Below are some records; repeat them all exactly, minus the pictures.

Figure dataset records
· · · · ·

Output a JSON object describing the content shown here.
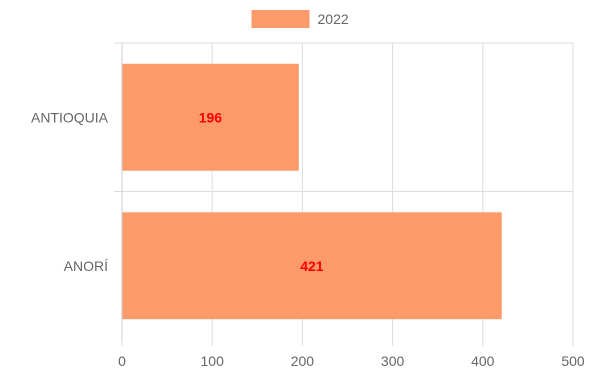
{
  "chart_data": {
    "type": "bar",
    "orientation": "horizontal",
    "categories": [
      "ANTIOQUIA",
      "ANORÍ"
    ],
    "series": [
      {
        "name": "2022",
        "values": [
          196,
          421
        ],
        "color": "#fc9a6a"
      }
    ],
    "data_labels": [
      "196",
      "421"
    ],
    "x_ticks": [
      "0",
      "100",
      "200",
      "300",
      "400",
      "500"
    ],
    "xlim": [
      0,
      500
    ],
    "grid": true,
    "legend_position": "top",
    "colors": {
      "bar": "#fc9a6a",
      "data_label": "#ff0000",
      "grid": "#dddddd",
      "axis_text": "#666666"
    }
  }
}
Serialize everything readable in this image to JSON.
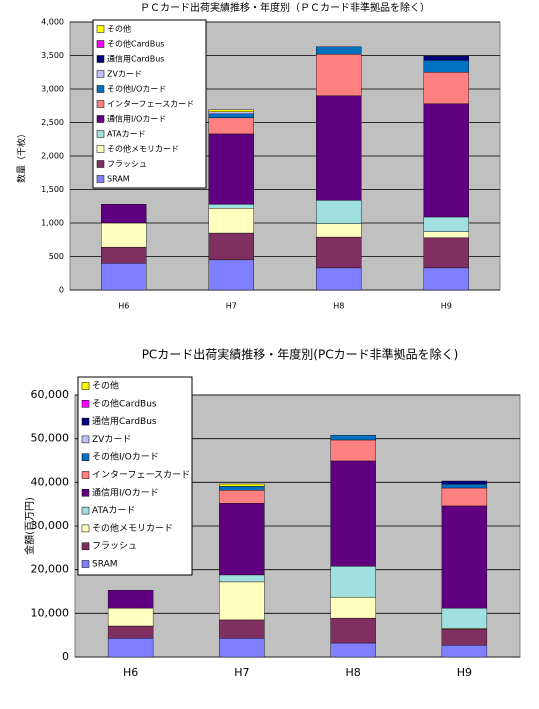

· · · · ·

### Answer to this task
Output a JSON object describing the content shown here.
{
  "chart_data": {
    "type": "bar",
    "orientation": "horizontal",
    "categories": [
      "ANTIOQUIA",
      "ANORÍ"
    ],
    "series": [
      {
        "name": "2022",
        "values": [
          196,
          421
        ],
        "color": "#fc9a6a"
      }
    ],
    "data_labels": [
      "196",
      "421"
    ],
    "x_ticks": [
      "0",
      "100",
      "200",
      "300",
      "400",
      "500"
    ],
    "xlim": [
      0,
      500
    ],
    "grid": true,
    "legend_position": "top",
    "colors": {
      "bar": "#fc9a6a",
      "data_label": "#ff0000",
      "grid": "#dddddd",
      "axis_text": "#666666"
    }
  }
}
Serialize everything readable in this image to JSON.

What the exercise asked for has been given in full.